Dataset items
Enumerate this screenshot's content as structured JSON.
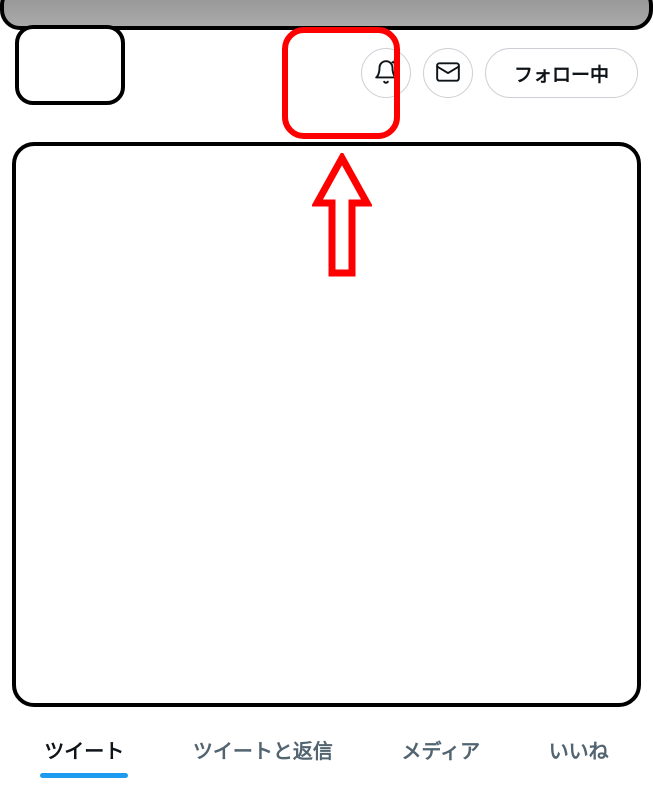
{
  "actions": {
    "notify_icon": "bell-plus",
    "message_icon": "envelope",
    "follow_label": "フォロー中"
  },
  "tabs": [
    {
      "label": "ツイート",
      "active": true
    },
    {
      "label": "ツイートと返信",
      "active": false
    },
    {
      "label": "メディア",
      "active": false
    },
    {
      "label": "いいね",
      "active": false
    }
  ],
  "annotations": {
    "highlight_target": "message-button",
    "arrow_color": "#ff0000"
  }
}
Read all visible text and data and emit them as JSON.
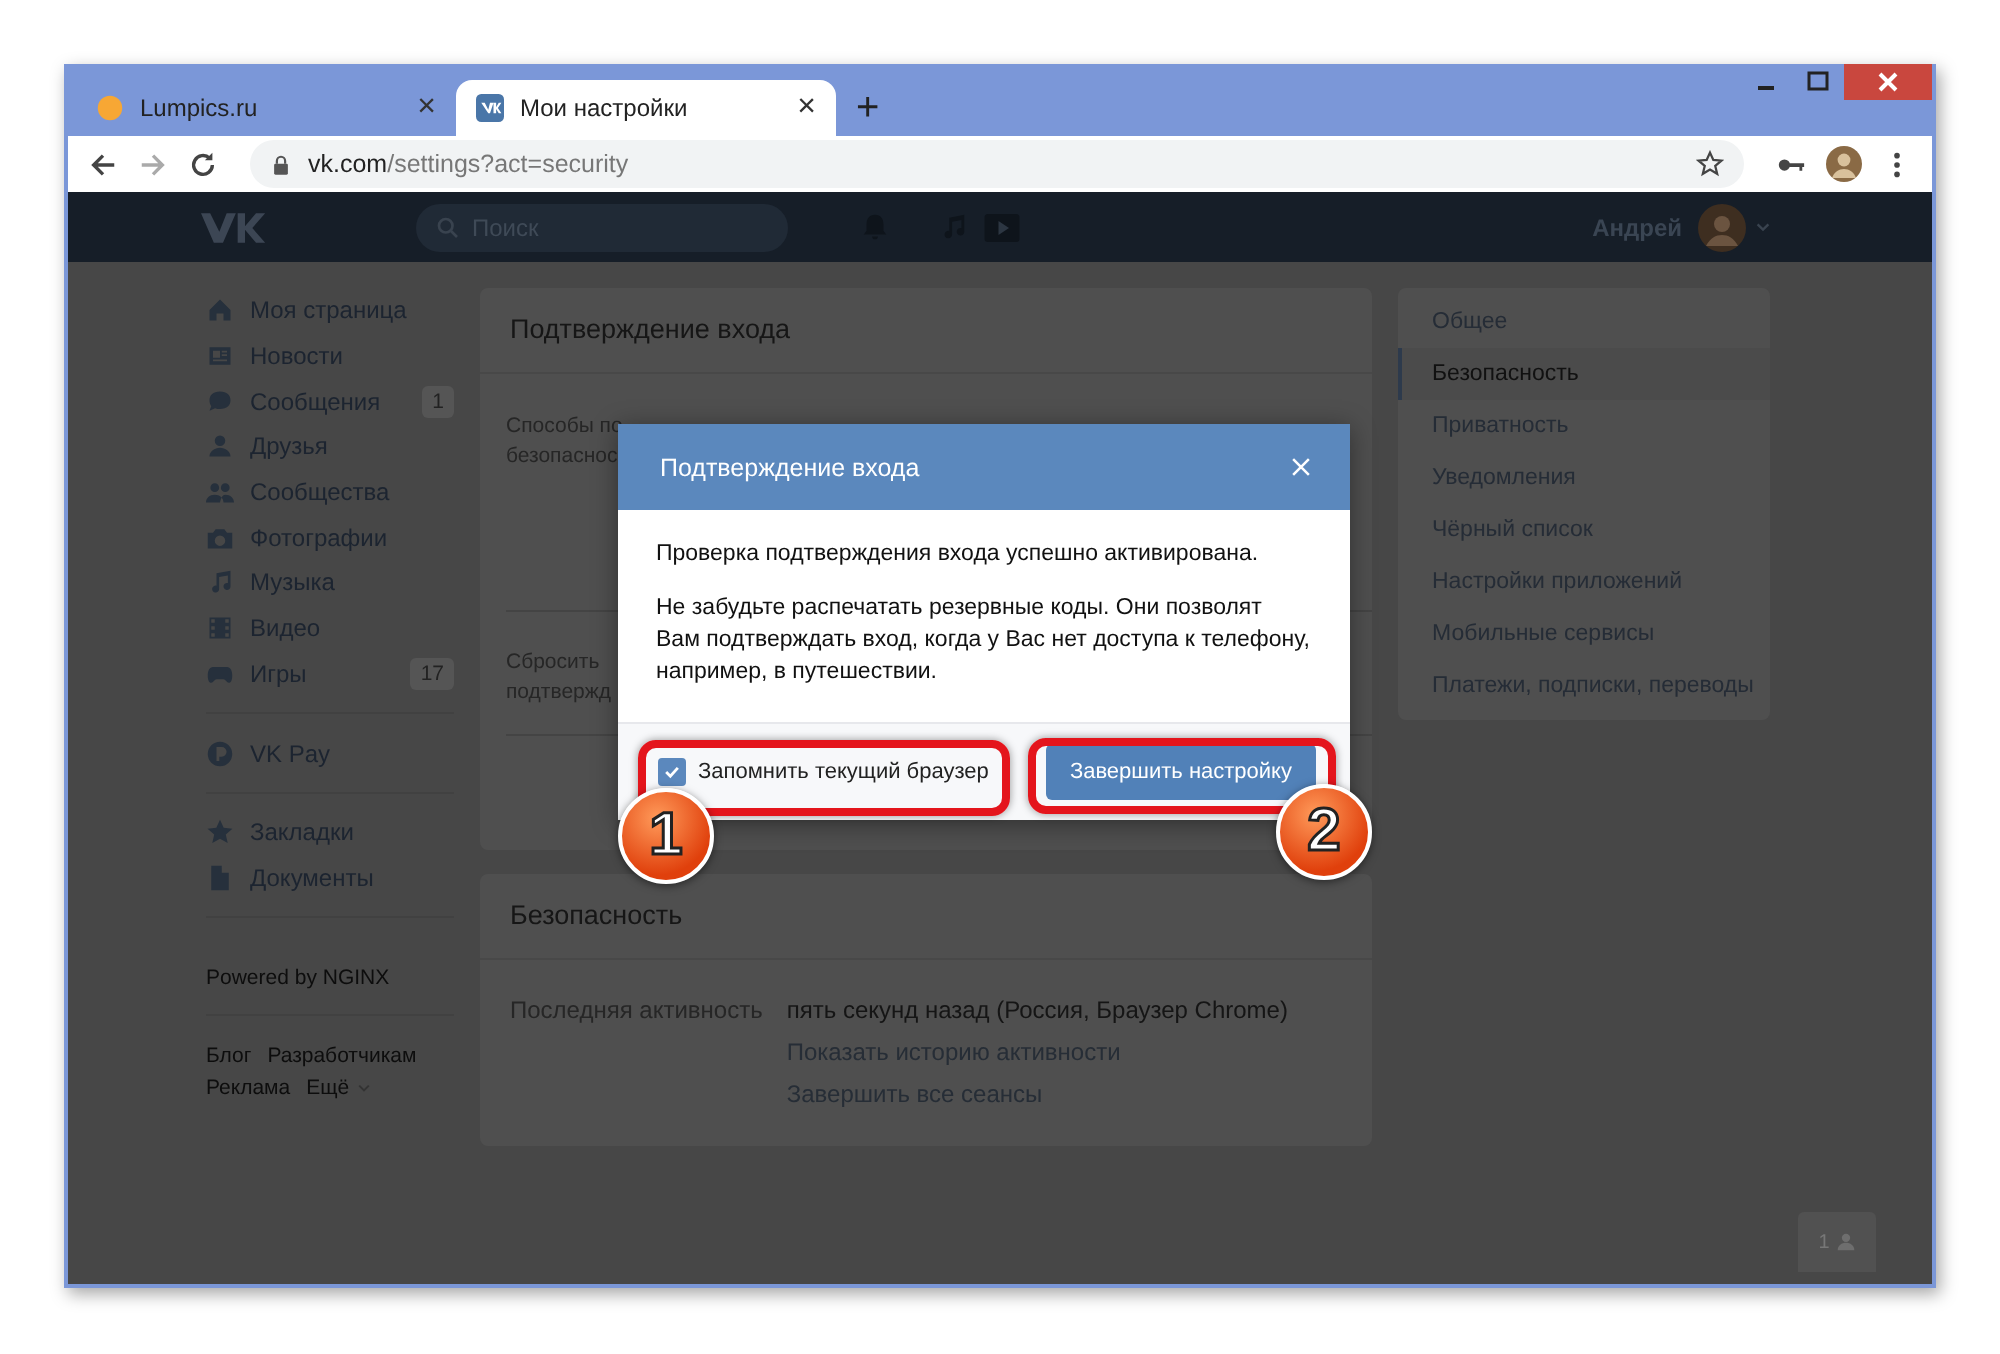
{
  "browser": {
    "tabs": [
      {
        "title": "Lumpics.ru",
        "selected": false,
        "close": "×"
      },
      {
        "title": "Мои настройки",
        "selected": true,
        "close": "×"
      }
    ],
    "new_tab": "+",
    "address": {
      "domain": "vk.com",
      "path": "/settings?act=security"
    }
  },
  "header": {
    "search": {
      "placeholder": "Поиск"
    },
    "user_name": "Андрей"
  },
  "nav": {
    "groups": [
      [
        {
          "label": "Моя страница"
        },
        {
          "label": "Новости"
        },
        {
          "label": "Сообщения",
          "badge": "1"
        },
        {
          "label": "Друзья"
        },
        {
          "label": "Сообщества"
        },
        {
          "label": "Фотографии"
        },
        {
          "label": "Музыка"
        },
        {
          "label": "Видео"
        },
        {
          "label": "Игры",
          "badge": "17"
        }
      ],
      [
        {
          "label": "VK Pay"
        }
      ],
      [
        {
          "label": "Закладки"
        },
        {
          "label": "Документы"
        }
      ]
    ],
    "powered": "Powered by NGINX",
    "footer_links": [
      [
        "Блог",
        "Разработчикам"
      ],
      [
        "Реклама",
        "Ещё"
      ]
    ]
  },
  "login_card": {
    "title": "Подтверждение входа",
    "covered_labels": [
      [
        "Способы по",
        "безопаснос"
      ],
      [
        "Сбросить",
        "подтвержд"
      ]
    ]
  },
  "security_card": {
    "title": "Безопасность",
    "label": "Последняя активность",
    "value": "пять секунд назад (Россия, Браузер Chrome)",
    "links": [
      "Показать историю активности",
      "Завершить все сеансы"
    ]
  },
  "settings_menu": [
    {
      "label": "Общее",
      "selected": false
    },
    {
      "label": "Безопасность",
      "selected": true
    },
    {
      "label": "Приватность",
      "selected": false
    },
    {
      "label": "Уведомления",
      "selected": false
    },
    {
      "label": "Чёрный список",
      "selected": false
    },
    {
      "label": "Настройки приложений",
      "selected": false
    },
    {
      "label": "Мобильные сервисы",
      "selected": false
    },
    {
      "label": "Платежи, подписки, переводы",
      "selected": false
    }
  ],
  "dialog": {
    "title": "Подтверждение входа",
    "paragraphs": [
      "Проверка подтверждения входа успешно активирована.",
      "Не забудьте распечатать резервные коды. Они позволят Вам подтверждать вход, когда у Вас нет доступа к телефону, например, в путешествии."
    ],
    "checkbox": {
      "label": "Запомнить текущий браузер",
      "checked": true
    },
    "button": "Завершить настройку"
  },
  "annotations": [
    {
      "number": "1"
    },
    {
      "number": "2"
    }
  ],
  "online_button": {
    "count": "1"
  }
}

==

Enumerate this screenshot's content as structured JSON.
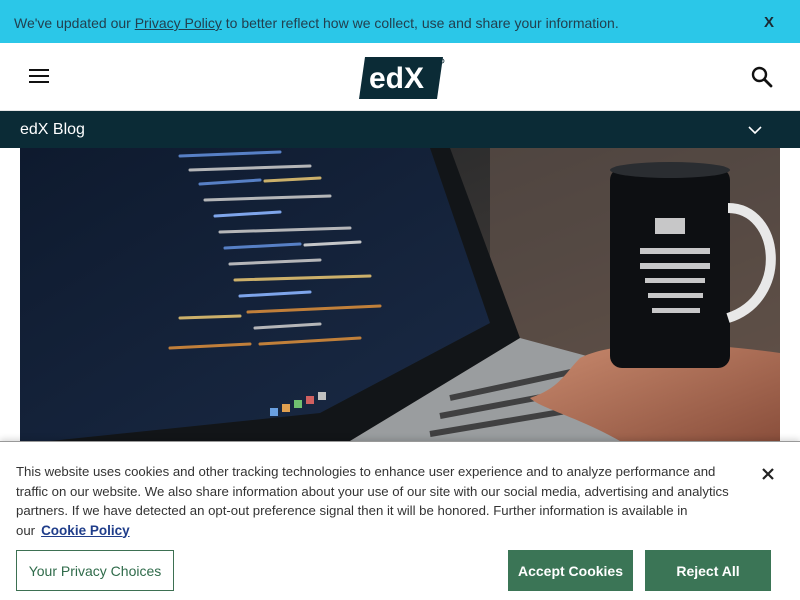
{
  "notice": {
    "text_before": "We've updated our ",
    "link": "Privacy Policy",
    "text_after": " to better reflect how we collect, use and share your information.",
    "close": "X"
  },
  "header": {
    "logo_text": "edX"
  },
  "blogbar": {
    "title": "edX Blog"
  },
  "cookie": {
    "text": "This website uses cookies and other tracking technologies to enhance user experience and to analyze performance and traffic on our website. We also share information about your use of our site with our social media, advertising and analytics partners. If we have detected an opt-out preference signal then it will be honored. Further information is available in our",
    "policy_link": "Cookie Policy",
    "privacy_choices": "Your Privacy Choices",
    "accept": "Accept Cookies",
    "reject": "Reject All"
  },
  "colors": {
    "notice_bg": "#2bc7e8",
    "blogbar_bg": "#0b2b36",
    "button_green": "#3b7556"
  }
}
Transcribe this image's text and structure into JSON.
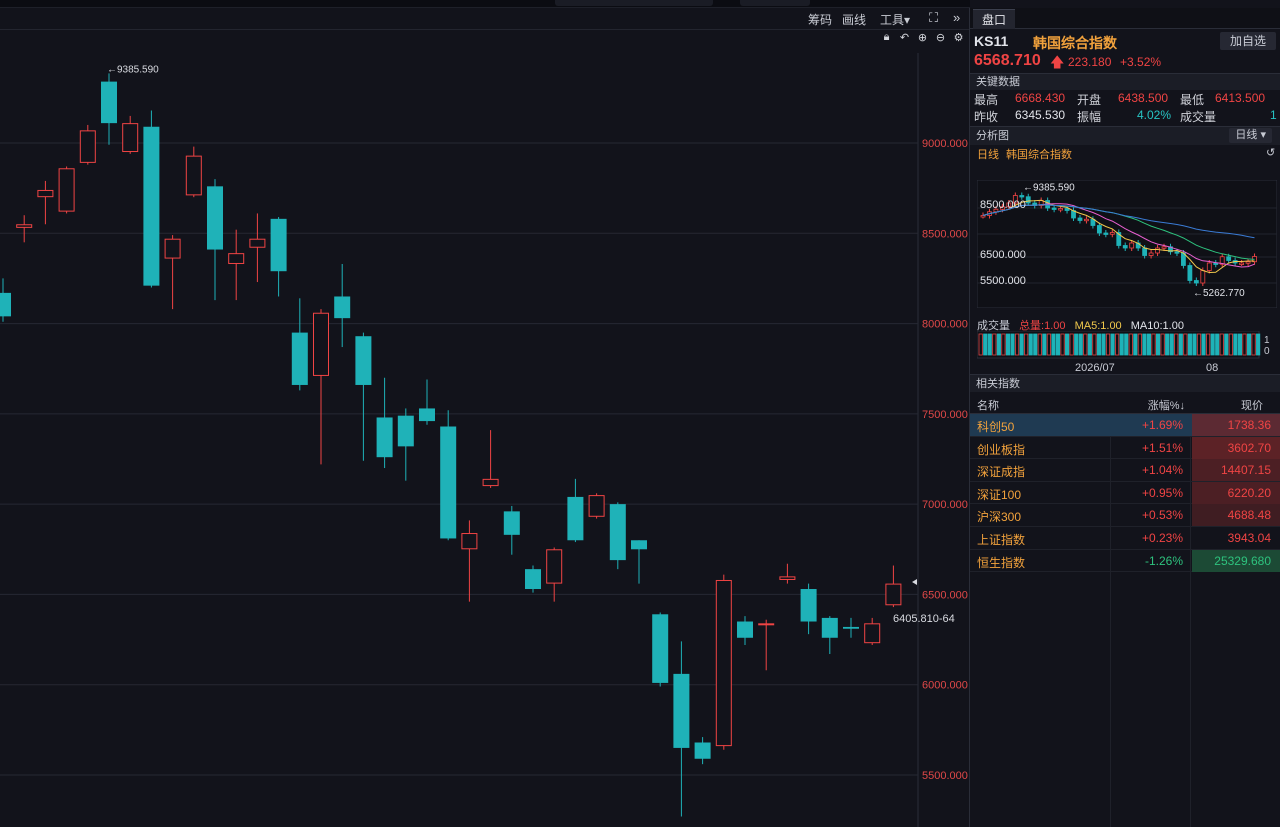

Task statement
Only a number is wanted: how many lines of the data above contain "information"?

Solved exercise
2